**WORK TO DO:**
Find how many lines contain the word "from" and state that number alone.

======

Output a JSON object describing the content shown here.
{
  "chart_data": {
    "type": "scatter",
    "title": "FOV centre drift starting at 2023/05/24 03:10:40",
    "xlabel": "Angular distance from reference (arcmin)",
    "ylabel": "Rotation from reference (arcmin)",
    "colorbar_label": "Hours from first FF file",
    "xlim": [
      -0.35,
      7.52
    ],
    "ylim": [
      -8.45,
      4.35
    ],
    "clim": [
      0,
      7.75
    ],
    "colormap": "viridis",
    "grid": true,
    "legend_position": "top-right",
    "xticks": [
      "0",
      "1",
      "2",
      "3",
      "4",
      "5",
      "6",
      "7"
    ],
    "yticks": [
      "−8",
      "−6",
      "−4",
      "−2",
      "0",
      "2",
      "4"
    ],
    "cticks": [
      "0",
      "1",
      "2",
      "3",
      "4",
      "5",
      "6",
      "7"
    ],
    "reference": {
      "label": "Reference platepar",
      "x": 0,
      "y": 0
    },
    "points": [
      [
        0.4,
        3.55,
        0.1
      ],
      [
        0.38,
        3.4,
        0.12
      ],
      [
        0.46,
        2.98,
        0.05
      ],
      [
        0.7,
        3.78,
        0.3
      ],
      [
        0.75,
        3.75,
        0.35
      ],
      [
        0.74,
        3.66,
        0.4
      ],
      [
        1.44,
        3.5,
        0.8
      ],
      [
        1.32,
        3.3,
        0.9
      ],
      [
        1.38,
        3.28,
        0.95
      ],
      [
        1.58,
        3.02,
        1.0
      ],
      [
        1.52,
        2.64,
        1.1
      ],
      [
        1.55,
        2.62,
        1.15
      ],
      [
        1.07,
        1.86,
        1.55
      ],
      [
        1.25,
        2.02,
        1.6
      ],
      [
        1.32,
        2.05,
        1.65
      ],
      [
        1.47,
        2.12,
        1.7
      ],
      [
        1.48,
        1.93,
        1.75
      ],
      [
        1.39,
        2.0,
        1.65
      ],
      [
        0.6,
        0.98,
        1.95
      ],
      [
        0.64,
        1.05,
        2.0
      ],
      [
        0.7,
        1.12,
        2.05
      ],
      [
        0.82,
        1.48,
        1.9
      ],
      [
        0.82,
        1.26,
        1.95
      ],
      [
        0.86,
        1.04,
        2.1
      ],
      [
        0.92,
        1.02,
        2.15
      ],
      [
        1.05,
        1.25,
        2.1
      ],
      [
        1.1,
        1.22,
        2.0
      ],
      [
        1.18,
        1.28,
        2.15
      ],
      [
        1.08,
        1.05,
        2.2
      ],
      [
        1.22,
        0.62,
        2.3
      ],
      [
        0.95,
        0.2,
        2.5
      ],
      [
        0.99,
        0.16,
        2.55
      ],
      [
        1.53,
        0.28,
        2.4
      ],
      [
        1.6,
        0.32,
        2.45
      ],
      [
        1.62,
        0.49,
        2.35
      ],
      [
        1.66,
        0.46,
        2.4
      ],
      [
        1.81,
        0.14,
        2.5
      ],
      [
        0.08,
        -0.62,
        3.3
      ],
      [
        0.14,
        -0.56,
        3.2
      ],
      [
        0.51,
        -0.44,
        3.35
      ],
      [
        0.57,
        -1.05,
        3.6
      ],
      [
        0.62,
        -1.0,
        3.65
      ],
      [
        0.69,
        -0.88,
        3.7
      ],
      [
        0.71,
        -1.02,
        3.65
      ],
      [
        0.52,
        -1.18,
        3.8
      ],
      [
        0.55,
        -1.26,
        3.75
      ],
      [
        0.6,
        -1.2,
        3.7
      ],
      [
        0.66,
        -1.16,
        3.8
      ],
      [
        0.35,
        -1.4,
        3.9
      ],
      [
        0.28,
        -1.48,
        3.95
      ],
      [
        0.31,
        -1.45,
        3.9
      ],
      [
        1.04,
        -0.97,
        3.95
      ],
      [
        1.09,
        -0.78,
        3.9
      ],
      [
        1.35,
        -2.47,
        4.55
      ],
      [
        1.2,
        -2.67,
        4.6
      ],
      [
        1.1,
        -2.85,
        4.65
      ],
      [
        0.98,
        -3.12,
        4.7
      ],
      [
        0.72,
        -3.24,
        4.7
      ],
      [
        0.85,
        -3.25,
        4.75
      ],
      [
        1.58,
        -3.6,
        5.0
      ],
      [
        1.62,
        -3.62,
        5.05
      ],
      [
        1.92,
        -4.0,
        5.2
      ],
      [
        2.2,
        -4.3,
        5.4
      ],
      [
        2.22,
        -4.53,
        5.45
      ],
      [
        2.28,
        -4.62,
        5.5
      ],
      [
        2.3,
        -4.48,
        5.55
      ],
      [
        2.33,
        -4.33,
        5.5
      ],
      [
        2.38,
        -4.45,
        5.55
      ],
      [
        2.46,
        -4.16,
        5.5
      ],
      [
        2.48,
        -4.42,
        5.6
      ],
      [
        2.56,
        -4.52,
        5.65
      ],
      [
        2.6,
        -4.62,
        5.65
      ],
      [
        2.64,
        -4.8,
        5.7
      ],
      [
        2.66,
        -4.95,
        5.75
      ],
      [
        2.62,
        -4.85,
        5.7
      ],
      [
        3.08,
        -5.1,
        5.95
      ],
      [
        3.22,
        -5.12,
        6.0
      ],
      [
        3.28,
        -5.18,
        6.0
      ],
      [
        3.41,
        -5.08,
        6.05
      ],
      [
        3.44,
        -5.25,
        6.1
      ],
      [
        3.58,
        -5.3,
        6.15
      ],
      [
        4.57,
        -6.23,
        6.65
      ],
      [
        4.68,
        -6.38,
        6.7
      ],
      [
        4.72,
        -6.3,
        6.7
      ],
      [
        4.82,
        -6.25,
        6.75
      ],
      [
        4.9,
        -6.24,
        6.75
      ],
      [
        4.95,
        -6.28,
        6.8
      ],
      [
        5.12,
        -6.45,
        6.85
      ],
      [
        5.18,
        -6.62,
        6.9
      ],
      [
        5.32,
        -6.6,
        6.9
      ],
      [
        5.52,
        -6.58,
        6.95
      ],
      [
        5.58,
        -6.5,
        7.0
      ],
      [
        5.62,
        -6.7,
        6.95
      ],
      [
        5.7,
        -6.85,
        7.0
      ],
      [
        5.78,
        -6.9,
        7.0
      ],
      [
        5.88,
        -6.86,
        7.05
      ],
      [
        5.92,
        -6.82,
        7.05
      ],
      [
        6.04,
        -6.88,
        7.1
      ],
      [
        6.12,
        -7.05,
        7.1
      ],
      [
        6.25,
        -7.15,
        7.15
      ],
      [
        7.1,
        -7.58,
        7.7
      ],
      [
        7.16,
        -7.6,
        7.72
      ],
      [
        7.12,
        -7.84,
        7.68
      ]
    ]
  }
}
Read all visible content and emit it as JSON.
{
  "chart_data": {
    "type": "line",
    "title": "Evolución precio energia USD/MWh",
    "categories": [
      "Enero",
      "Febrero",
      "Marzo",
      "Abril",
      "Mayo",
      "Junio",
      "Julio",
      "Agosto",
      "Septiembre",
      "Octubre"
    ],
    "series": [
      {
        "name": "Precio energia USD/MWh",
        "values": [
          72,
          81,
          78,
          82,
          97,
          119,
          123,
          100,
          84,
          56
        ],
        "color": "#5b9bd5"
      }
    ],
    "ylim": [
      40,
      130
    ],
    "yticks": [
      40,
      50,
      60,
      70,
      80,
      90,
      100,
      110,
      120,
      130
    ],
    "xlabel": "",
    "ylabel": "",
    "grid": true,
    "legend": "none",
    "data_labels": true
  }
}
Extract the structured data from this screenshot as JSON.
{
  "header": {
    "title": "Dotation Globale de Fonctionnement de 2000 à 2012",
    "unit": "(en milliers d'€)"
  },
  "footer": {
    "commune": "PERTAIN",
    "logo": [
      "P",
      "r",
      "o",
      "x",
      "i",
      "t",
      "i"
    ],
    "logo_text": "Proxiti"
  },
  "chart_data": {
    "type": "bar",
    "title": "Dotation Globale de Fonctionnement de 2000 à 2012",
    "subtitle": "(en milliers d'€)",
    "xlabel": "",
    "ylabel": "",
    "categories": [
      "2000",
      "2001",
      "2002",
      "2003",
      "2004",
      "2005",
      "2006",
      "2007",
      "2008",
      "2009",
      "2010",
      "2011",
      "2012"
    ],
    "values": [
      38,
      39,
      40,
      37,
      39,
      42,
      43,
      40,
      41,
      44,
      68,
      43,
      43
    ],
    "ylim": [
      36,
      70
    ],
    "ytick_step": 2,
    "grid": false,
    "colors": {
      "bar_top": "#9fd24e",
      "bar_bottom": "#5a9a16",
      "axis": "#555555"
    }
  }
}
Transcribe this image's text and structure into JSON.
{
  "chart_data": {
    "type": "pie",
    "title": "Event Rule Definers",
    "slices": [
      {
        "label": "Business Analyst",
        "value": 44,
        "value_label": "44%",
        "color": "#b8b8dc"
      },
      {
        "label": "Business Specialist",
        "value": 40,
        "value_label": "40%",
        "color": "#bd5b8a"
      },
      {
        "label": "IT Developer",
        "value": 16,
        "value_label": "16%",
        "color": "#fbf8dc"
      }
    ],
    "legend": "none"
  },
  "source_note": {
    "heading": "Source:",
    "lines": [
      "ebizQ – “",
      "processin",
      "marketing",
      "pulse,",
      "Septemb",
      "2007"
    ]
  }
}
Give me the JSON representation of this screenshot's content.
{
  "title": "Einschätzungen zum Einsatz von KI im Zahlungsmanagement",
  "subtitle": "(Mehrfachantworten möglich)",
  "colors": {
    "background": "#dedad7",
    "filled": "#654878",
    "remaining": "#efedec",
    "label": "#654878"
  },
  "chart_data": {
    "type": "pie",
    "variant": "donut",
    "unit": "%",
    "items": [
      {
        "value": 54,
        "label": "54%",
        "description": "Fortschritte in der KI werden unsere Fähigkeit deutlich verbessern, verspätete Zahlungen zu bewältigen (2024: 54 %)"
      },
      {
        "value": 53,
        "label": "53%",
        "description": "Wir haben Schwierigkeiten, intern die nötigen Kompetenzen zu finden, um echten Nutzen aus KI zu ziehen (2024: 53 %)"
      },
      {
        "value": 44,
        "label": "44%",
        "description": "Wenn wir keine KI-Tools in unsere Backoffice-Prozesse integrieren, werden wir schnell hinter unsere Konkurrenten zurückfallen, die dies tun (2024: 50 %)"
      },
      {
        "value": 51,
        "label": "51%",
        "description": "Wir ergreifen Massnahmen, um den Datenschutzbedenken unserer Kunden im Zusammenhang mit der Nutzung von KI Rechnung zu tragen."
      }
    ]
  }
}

======

**RESULT OF THIS EXERCISE:**
4